-- What is required --
Repeat each entry as written and leave the images out of the copy.

Recorded data
────────────────

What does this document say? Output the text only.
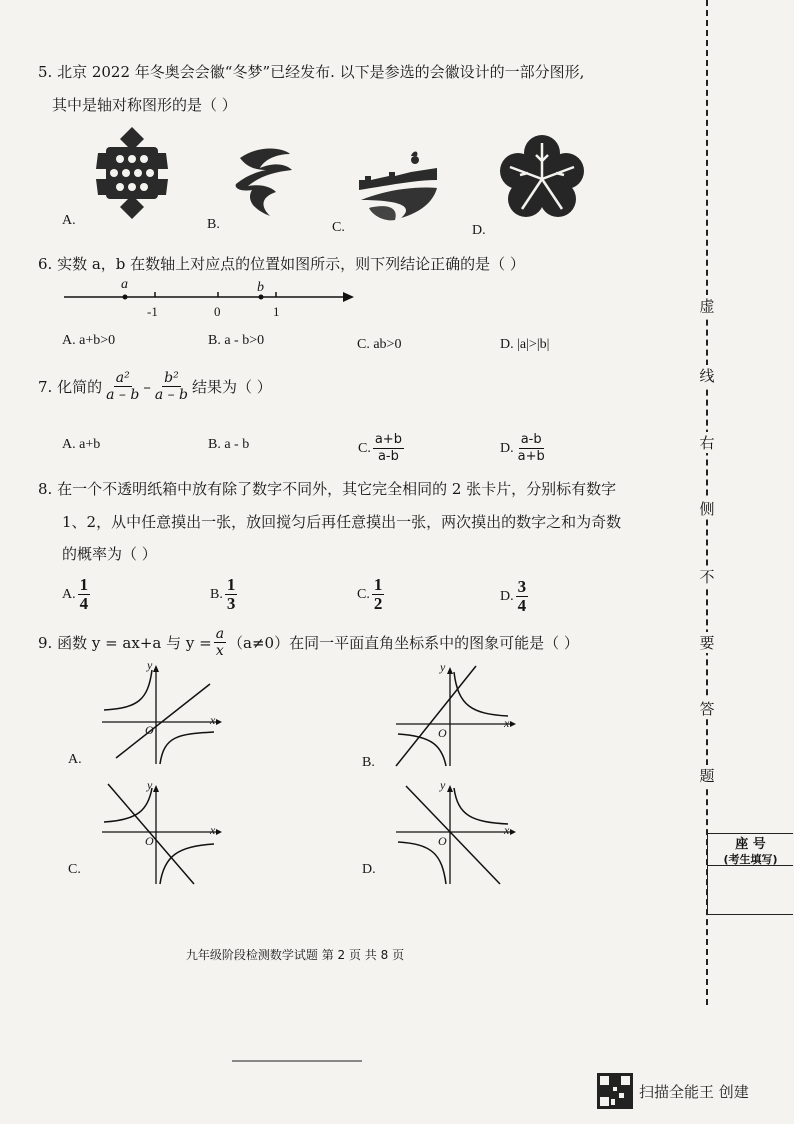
5. 北京 2022 年冬奥会会徽“冬梦”已经发布. 以下是参选的会徽设计的一部分图形,
其中是轴对称图形的是（ ）
A.	B.	C.	D.
6. 实数 a，b 在数轴上对应点的位置如图所示，则下列结论正确的是（ ）
a	b
-1	0	1
A. a+b>0	B. a - b>0	C. ab>0	D. |a|>|b|
7. 化简的 $\frac{\text{a²}}{a - b} - \frac{\text{b²}}{a - b}$ 结果为（ ）
A. a+b	B. a - b	C. $\frac{a+b}{a-b}$	D. $\frac{a-b}{a+b}$
8. 在一个不透明纸箱中放有除了数字不同外，其它完全相同的 2 张卡片，分别标有数字
1、2，从中任意摸出一张，放回搅匀后再任意摸出一张，两次摸出的数字之和为奇数
的概率为（ ）
A. $\frac{1}{4}$	B. $\frac{1}{3}$	C. $\frac{1}{2}$	D. $\frac{3}{4}$
9. 函数 y = ax+a 与 $y = \frac{a}{x} (a\ne 0)$在同一平面直角坐标系中的图象可能是（ ）
y
x
O
y
x
O
y
x
O
y
x
O
A.	B.
C.	D.
九年级阶段检测数学试题 第 2 页 共 8 页
虚
线
右
侧
不
要
答
题
座 号
(考生填写)
扫描全能王 创建
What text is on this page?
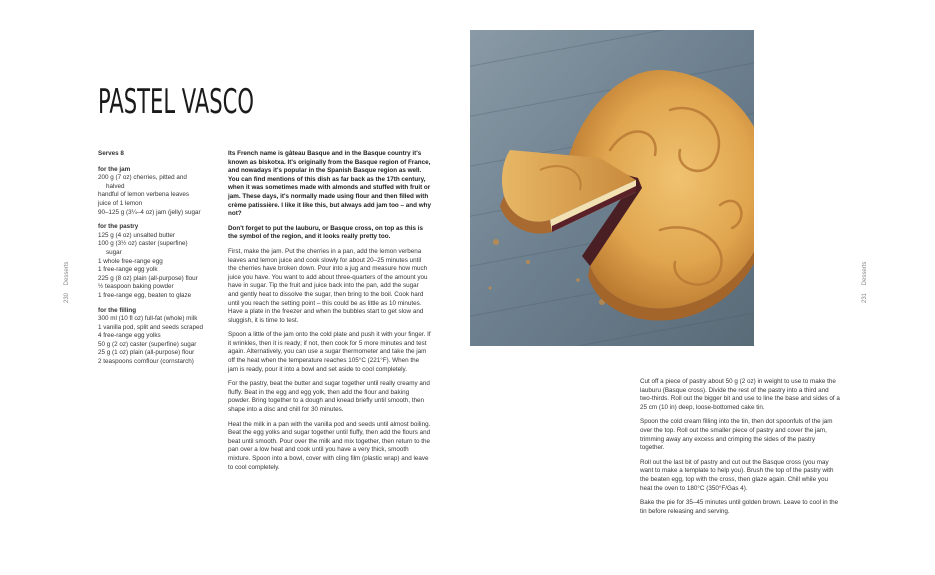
PASTEL VASCO
230 Desserts
Serves 8
for the jam
200 g (7 oz) cherries, pitted and
halved
handful of lemon verbena leaves
juice of 1 lemon
90–125 g (3¼–4 oz) jam (jelly) sugar
for the pastry
125 g (4 oz) unsalted butter
100 g (3½ oz) caster (superfine)
sugar
1 whole free-range egg
1 free-range egg yolk
225 g (8 oz) plain (all-purpose) flour
½ teaspoon baking powder
1 free-range egg, beaten to glaze
for the filling
300 ml (10 fl oz) full-fat (whole) milk
1 vanilla pod, split and seeds scraped
4 free-range egg yolks
50 g (2 oz) caster (superfine) sugar
25 g (1 oz) plain (all-purpose) flour
2 teaspoons cornflour (cornstarch)

Its French name is gâteau Basque and in the Basque country it's known as biskotxa. It's originally from the Basque region of France, and nowadays it's popular in the Spanish Basque region as well. You can find mentions of this dish as far back as the 17th century, when it was sometimes made with almonds and stuffed with fruit or jam. These days, it's normally made using flour and then filled with crème patissière. I like it like this, but always add jam too – and why not?

Don't forget to put the lauburu, or Basque cross, on top as this is the symbol of the region, and it looks really pretty too.

First, make the jam. Put the cherries in a pan, add the lemon verbena leaves and lemon juice and cook slowly for about 20–25 minutes until the cherries have broken down. Pour into a jug and measure how much juice you have. You want to add about three-quarters of the amount you have in sugar. Tip the fruit and juice back into the pan, add the sugar and gently heat to dissolve the sugar, then bring to the boil. Cook hard until you reach the setting point – this could be as little as 10 minutes. Have a plate in the freezer and when the bubbles start to get slow and sluggish, it is time to test.

Spoon a little of the jam onto the cold plate and push it with your finger. If it wrinkles, then it is ready; if not, then cook for 5 more minutes and test again. Alternatively, you can use a sugar thermometer and take the jam off the heat when the temperature reaches 105°C (221°F). When the jam is ready, pour it into a bowl and set aside to cool completely.

For the pastry, beat the butter and sugar together until really creamy and fluffy. Beat in the egg and egg yolk, then add the flour and baking powder. Bring together to a dough and knead briefly until smooth, then shape into a disc and chill for 30 minutes.

Heat the milk in a pan with the vanilla pod and seeds until almost boiling. Beat the egg yolks and sugar together until fluffy, then add the flours and beat until smooth. Pour over the milk and mix together, then return to the pan over a low heat and cook until you have a very thick, smooth mixture. Spoon into a bowl, cover with cling film (plastic wrap) and leave to cool completely.

231 Desserts

Cut off a piece of pastry about 50 g (2 oz) in weight to use to make the lauburu (Basque cross). Divide the rest of the pastry into a third and two-thirds. Roll out the bigger bit and use to line the base and sides of a 25 cm (10 in) deep, loose-bottomed cake tin.

Spoon the cold cream filling into the tin, then dot spoonfuls of the jam over the top. Roll out the smaller piece of pastry and cover the jam, trimming away any excess and crimping the sides of the pastry together.

Roll out the last bit of pastry and cut out the Basque cross (you may want to make a template to help you). Brush the top of the pastry with the beaten egg, top with the cross, then glaze again. Chill while you heat the oven to 180°C (350°F/Gas 4).

Bake the pie for 35–45 minutes until golden brown. Leave to cool in the tin before releasing and serving.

────────────────

-- Response below --
What does this document say? Output the text only.
5. 北京 2022 年冬奥会会徽“冬梦”已经发布. 以下是参选的会徽设计的一部分图形,
其中是轴对称图形的是（ ）
A.	B.	C.	D.
6. 实数 a，b 在数轴上对应点的位置如图所示，则下列结论正确的是（ ）
a	b
-1	0	1
A. a+b>0	B. a - b>0	C. ab>0	D. |a|>|b|
7. 化简的 $\frac{\text{a²}}{a - b} - \frac{\text{b²}}{a - b}$ 结果为（ ）
A. a+b	B. a - b	C. $\frac{a+b}{a-b}$	D. $\frac{a-b}{a+b}$
8. 在一个不透明纸箱中放有除了数字不同外，其它完全相同的 2 张卡片，分别标有数字
1、2，从中任意摸出一张，放回搅匀后再任意摸出一张，两次摸出的数字之和为奇数
的概率为（ ）
A. $\frac{1}{4}$	B. $\frac{1}{3}$	C. $\frac{1}{2}$	D. $\frac{3}{4}$
9. 函数 y = ax+a 与 $y = \frac{a}{x} (a\ne 0)$在同一平面直角坐标系中的图象可能是（ ）
y
x
O
y
x
O
y
x
O
y
x
O
A.	B.
C.	D.
九年级阶段检测数学试题 第 2 页 共 8 页
虚
线
右
侧
不
要
答
题
座 号
(考生填写)
扫描全能王 创建
What text is on this page?
PASTEL VASCO
230 Desserts
Serves 8
for the jam
200 g (7 oz) cherries, pitted and
halved
handful of lemon verbena leaves
juice of 1 lemon
90–125 g (3¼–4 oz) jam (jelly) sugar
for the pastry
125 g (4 oz) unsalted butter
100 g (3½ oz) caster (superfine)
sugar
1 whole free-range egg
1 free-range egg yolk
225 g (8 oz) plain (all-purpose) flour
½ teaspoon baking powder
1 free-range egg, beaten to glaze
for the filling
300 ml (10 fl oz) full-fat (whole) milk
1 vanilla pod, split and seeds scraped
4 free-range egg yolks
50 g (2 oz) caster (superfine) sugar
25 g (1 oz) plain (all-purpose) flour
2 teaspoons cornflour (cornstarch)

Its French name is gâteau Basque and in the Basque country it's known as biskotxa. It's originally from the Basque region of France, and nowadays it's popular in the Spanish Basque region as well. You can find mentions of this dish as far back as the 17th century, when it was sometimes made with almonds and stuffed with fruit or jam. These days, it's normally made using flour and then filled with crème patissière. I like it like this, but always add jam too – and why not?

Don't forget to put the lauburu, or Basque cross, on top as this is the symbol of the region, and it looks really pretty too.

First, make the jam. Put the cherries in a pan, add the lemon verbena leaves and lemon juice and cook slowly for about 20–25 minutes until the cherries have broken down. Pour into a jug and measure how much juice you have. You want to add about three-quarters of the amount you have in sugar. Tip the fruit and juice back into the pan, add the sugar and gently heat to dissolve the sugar, then bring to the boil. Cook hard until you reach the setting point – this could be as little as 10 minutes. Have a plate in the freezer and when the bubbles start to get slow and sluggish, it is time to test.

Spoon a little of the jam onto the cold plate and push it with your finger. If it wrinkles, then it is ready; if not, then cook for 5 more minutes and test again. Alternatively, you can use a sugar thermometer and take the jam off the heat when the temperature reaches 105°C (221°F). When the jam is ready, pour it into a bowl and set aside to cool completely.

For the pastry, beat the butter and sugar together until really creamy and fluffy. Beat in the egg and egg yolk, then add the flour and baking powder. Bring together to a dough and knead briefly until smooth, then shape into a disc and chill for 30 minutes.

Heat the milk in a pan with the vanilla pod and seeds until almost boiling. Beat the egg yolks and sugar together until fluffy, then add the flours and beat until smooth. Pour over the milk and mix together, then return to the pan over a low heat and cook until you have a very thick, smooth mixture. Spoon into a bowl, cover with cling film (plastic wrap) and leave to cool completely.

231 Desserts

Cut off a piece of pastry about 50 g (2 oz) in weight to use to make the lauburu (Basque cross). Divide the rest of the pastry into a third and two-thirds. Roll out the bigger bit and use to line the base and sides of a 25 cm (10 in) deep, loose-bottomed cake tin.

Spoon the cold cream filling into the tin, then dot spoonfuls of the jam over the top. Roll out the smaller piece of pastry and cover the jam, trimming away any excess and crimping the sides of the pastry together.

Roll out the last bit of pastry and cut out the Basque cross (you may want to make a template to help you). Brush the top of the pastry with the beaten egg, top with the cross, then glaze again. Chill while you heat the oven to 180°C (350°F/Gas 4).

Bake the pie for 35–45 minutes until golden brown. Leave to cool in the tin before releasing and serving.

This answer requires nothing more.